* Exercise instructions
Select every line containing the word "source" from the material, and copy those lines.

(Lines of data)

┌────────

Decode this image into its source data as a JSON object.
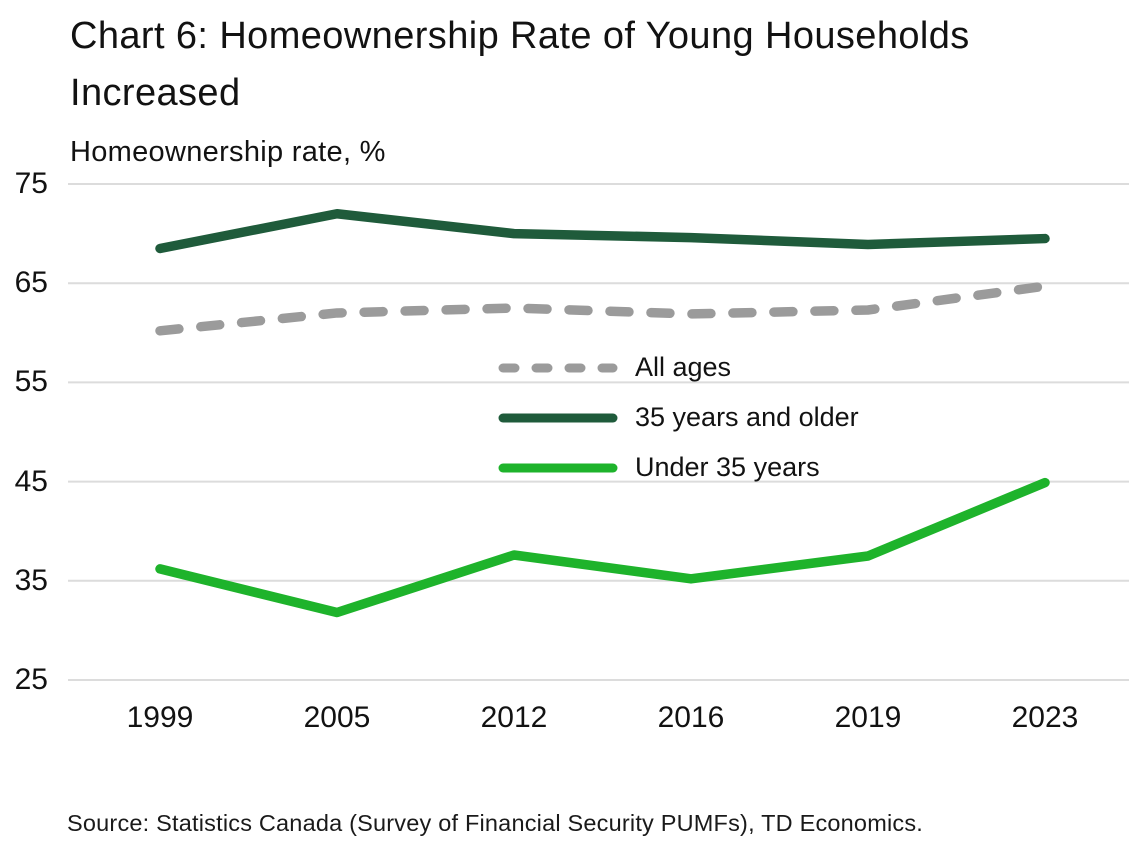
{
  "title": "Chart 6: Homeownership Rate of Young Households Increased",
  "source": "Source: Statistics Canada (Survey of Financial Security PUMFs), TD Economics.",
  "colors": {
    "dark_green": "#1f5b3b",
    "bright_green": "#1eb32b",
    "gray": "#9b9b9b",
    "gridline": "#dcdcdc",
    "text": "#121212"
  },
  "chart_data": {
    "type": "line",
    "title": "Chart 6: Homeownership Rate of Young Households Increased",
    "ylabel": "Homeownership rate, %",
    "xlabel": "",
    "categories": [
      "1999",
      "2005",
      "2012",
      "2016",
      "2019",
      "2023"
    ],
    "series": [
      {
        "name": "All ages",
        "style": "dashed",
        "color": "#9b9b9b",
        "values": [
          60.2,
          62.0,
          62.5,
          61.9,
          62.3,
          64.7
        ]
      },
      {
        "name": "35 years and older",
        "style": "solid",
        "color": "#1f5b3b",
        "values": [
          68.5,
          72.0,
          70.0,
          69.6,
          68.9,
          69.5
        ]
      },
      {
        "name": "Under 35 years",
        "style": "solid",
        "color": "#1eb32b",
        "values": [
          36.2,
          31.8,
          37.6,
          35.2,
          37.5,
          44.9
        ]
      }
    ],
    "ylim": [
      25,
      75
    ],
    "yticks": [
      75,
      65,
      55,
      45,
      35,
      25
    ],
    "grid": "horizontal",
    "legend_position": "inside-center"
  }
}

└────────

* Expected output
Decode this image into its source data as a JSON object.
  "source": "Source: Statistics Canada (Survey of Financial Security PUMFs), TD Economics.",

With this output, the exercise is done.